Please find every line in the entries below that contains the string "text", and copy it.
--- Provided data Enclosed Below ---
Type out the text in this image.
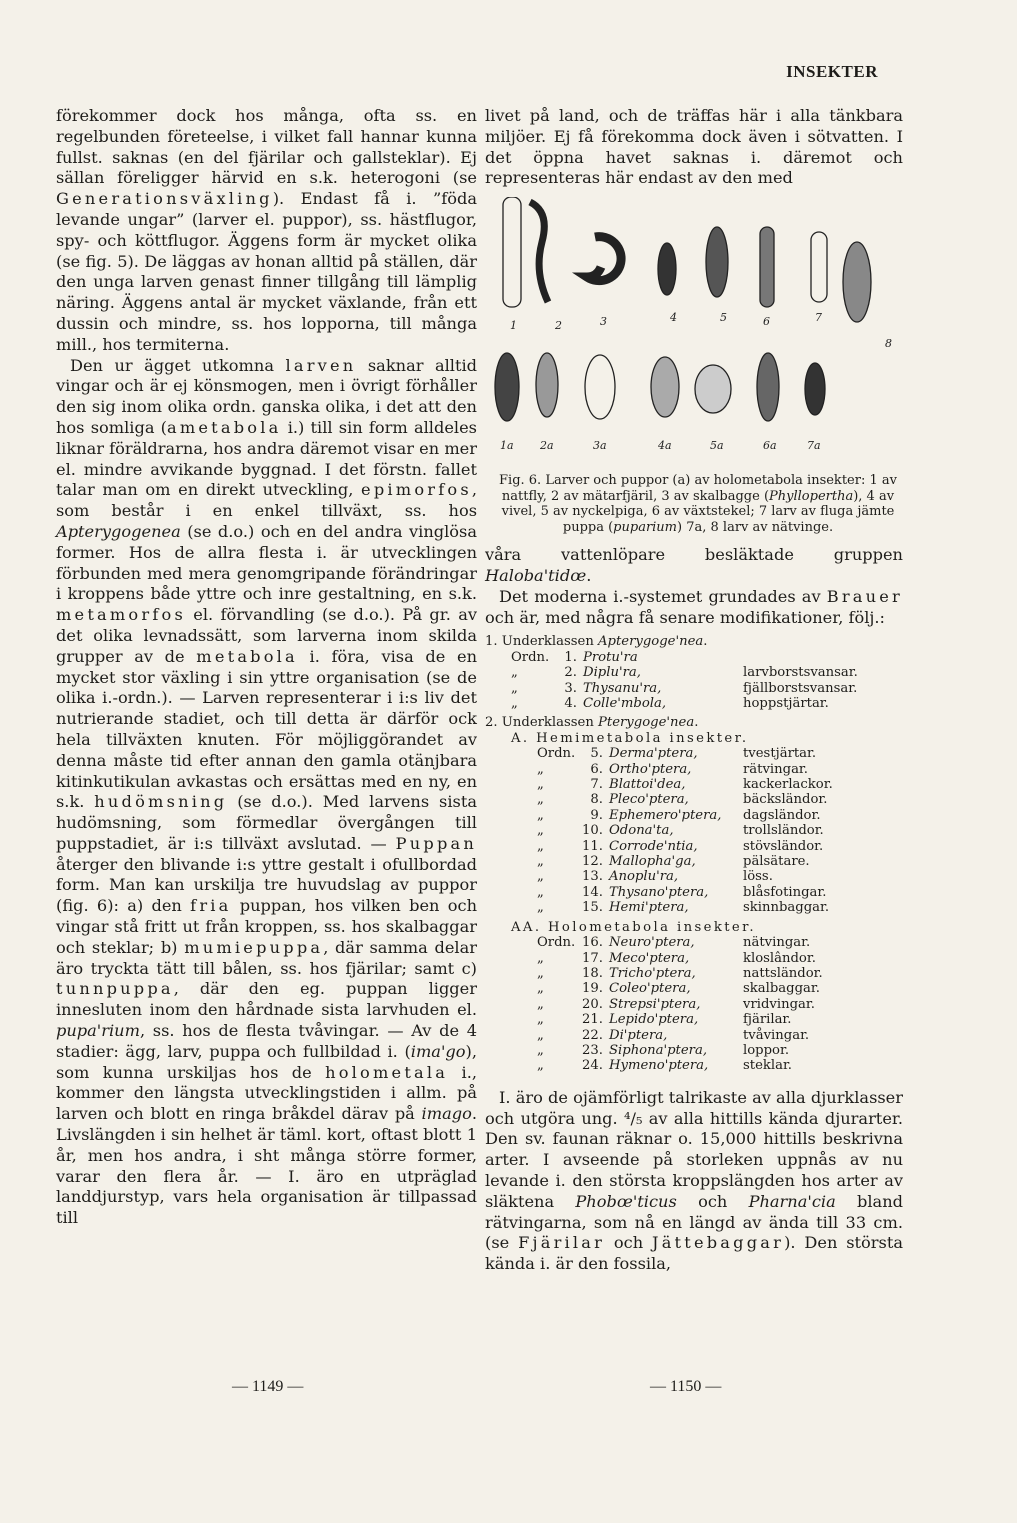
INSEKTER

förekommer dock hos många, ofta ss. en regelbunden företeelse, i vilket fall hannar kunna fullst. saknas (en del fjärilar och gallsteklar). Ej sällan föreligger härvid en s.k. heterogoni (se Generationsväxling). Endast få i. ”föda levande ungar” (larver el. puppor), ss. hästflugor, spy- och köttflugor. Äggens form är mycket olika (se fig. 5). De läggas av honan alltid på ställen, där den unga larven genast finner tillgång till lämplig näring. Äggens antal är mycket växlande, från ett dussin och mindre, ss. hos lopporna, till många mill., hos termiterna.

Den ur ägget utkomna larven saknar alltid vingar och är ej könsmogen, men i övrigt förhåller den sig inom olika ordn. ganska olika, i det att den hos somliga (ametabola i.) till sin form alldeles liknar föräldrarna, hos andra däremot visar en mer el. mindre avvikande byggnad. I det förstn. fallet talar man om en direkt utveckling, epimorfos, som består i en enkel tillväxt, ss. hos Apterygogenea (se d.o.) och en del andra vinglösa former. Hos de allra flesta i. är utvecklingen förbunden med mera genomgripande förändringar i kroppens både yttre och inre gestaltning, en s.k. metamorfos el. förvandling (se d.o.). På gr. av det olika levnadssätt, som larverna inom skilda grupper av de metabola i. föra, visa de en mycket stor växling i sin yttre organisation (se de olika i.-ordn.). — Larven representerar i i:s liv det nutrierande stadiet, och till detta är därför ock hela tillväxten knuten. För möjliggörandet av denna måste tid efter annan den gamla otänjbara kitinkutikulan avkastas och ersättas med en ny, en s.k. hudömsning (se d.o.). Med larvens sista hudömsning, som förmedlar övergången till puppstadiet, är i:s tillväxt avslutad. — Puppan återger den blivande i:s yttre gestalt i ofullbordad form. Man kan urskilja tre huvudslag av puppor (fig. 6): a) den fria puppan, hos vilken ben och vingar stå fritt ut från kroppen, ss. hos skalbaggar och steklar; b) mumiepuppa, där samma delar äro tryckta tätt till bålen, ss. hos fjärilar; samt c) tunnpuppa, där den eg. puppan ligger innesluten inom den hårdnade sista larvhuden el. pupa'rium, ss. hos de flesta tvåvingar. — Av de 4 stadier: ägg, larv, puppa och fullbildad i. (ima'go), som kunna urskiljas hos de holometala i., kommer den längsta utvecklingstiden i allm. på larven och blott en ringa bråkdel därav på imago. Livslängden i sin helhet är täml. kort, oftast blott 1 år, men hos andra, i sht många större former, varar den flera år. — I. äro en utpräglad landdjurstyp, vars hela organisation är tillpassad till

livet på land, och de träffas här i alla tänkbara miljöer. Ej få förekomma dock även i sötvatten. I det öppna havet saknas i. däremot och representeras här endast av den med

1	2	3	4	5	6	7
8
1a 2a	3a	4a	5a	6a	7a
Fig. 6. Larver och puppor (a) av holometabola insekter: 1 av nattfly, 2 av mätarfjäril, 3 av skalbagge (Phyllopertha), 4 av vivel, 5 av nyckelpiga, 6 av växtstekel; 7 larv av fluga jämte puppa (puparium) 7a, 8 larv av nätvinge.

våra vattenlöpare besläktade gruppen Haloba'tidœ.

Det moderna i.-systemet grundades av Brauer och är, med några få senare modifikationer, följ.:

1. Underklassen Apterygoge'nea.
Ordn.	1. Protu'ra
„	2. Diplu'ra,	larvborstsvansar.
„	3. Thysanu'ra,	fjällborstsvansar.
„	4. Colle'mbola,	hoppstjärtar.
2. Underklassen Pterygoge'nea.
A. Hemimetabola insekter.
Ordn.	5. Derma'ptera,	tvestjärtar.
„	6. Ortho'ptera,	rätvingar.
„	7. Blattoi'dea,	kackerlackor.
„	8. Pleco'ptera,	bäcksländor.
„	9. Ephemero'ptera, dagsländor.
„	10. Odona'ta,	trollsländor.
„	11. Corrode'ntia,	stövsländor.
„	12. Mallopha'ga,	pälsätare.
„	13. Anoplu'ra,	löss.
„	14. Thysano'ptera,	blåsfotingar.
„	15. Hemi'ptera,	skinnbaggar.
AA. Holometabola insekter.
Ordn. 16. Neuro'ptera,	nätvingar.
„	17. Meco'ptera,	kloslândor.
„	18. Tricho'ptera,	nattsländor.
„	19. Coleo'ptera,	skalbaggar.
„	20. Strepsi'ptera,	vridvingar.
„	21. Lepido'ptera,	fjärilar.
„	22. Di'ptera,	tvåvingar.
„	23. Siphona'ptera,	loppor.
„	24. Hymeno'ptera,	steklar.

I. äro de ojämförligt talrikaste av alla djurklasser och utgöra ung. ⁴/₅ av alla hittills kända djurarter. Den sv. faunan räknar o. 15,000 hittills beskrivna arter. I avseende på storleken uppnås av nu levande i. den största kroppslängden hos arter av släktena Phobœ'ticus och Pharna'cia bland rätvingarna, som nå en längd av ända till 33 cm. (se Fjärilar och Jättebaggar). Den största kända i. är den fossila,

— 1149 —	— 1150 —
--- End of Enclosed Provided data ---
--- Provided data Enclosed Below ---
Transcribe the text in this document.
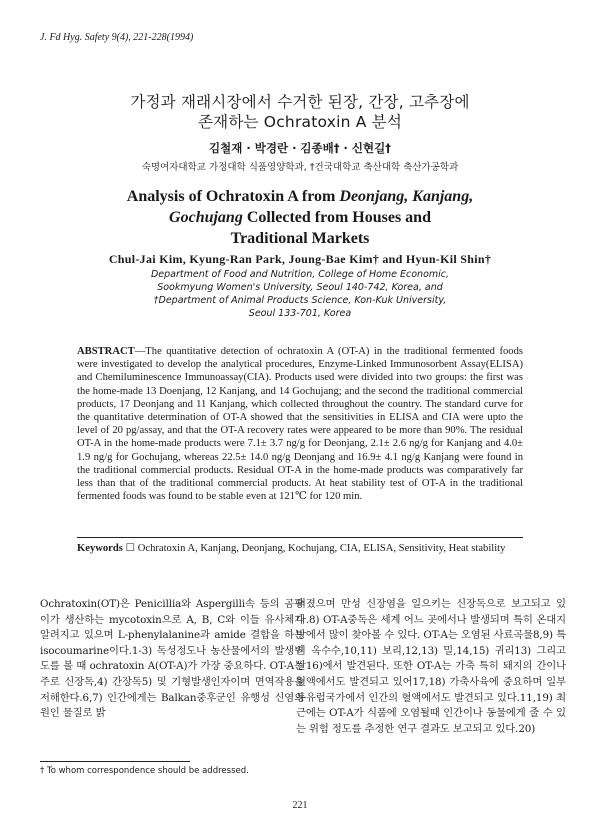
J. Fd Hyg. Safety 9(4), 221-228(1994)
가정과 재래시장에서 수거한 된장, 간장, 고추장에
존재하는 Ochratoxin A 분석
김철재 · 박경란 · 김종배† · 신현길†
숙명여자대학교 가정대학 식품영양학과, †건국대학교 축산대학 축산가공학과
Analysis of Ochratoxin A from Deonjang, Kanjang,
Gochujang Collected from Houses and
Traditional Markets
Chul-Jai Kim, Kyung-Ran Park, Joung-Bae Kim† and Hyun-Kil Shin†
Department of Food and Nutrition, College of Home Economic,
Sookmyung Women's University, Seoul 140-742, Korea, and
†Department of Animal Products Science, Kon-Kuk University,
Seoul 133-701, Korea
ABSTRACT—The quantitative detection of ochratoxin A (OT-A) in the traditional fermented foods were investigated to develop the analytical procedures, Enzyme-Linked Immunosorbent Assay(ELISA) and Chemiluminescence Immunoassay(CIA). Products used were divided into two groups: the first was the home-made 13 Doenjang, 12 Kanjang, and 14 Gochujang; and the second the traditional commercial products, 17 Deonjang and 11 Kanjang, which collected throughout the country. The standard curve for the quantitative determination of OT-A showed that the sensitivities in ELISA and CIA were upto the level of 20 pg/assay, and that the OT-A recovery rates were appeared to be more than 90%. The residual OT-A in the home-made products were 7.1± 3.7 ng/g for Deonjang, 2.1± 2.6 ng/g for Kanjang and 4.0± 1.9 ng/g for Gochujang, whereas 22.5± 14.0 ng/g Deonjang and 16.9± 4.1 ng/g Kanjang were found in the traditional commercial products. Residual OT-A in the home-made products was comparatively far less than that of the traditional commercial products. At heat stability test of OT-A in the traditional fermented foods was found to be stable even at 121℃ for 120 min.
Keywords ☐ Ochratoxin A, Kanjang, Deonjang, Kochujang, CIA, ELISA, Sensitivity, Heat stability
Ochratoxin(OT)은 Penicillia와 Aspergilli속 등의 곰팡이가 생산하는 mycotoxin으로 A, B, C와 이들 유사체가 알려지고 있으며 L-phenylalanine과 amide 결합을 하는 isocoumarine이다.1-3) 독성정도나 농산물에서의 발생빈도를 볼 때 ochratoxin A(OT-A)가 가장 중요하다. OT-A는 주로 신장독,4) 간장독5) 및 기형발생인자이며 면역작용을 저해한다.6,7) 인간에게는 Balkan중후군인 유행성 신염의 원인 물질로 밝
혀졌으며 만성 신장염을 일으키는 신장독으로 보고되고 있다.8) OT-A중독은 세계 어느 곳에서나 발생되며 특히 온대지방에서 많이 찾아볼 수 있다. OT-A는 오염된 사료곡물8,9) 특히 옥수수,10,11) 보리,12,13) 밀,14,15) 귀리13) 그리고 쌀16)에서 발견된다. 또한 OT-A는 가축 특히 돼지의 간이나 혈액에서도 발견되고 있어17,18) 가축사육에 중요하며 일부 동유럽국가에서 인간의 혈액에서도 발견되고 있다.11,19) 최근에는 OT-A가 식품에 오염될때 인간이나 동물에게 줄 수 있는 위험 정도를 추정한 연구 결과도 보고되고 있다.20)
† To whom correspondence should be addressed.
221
--- End of Enclosed Provided data ---
**Expected answer:**
Type out the text in this image.
Transcribe the text in this document.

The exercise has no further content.